== WHAT THE EXERCISE ASKS ==
In the records that follow, show each line where the word "Bitter" is present.

== Dataset items ==
************
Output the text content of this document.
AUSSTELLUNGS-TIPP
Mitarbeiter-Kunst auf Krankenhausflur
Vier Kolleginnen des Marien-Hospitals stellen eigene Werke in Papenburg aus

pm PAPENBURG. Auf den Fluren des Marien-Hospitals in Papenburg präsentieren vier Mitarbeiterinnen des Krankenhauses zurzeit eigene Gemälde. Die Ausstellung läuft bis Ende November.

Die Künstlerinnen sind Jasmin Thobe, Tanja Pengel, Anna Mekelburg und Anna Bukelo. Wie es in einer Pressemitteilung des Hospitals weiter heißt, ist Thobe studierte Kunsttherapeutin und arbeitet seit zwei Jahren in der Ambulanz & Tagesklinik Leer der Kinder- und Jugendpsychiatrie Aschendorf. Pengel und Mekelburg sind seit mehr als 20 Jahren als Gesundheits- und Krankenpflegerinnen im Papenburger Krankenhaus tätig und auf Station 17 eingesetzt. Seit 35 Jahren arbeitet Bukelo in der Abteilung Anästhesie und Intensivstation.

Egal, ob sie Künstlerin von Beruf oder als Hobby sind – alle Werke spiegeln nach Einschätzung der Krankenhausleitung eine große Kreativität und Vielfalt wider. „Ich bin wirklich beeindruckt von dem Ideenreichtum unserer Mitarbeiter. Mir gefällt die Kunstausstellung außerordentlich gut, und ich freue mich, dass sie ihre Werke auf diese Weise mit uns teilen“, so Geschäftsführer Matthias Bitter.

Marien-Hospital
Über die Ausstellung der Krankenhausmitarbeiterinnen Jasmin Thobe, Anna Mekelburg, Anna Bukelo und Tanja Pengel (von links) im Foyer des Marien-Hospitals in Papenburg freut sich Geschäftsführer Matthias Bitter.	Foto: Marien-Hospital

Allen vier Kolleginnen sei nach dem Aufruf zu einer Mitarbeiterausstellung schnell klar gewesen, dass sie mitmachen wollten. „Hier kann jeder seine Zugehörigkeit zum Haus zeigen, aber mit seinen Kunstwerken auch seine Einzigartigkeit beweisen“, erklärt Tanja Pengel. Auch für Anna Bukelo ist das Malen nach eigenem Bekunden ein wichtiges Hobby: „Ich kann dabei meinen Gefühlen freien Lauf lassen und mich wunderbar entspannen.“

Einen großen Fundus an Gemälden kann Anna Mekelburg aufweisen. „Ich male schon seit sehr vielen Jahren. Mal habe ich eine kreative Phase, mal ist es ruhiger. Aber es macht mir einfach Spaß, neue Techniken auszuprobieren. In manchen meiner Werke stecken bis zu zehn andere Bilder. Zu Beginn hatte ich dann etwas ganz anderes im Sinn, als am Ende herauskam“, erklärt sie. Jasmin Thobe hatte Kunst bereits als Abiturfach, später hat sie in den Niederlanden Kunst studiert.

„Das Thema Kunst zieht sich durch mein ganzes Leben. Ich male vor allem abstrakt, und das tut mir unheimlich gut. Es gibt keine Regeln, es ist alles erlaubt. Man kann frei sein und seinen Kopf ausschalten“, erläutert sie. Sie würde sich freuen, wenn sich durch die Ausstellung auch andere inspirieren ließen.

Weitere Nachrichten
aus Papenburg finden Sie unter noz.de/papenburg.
************
== COMPLETED TASK ==
Egal, ob sie Künstlerin von Beruf oder als Hobby sind – alle Werke spiegeln nach Einschätzung der Krankenhausleitung eine große Kreativität und Vielfalt wider. „Ich bin wirklich beeindruckt von dem Ideenreichtum unserer Mitarbeiter. Mir gefällt die Kunstausstellung außerordentlich gut, und ich freue mich, dass sie ihre Werke auf diese Weise mit uns teilen“, so Geschäftsführer Matthias Bitter.
Über die Ausstellung der Krankenhausmitarbeiterinnen Jasmin Thobe, Anna Mekelburg, Anna Bukelo und Tanja Pengel (von links) im Foyer des Marien-Hospitals in Papenburg freut sich Geschäftsführer Matthias Bitter.	Foto: Marien-Hospital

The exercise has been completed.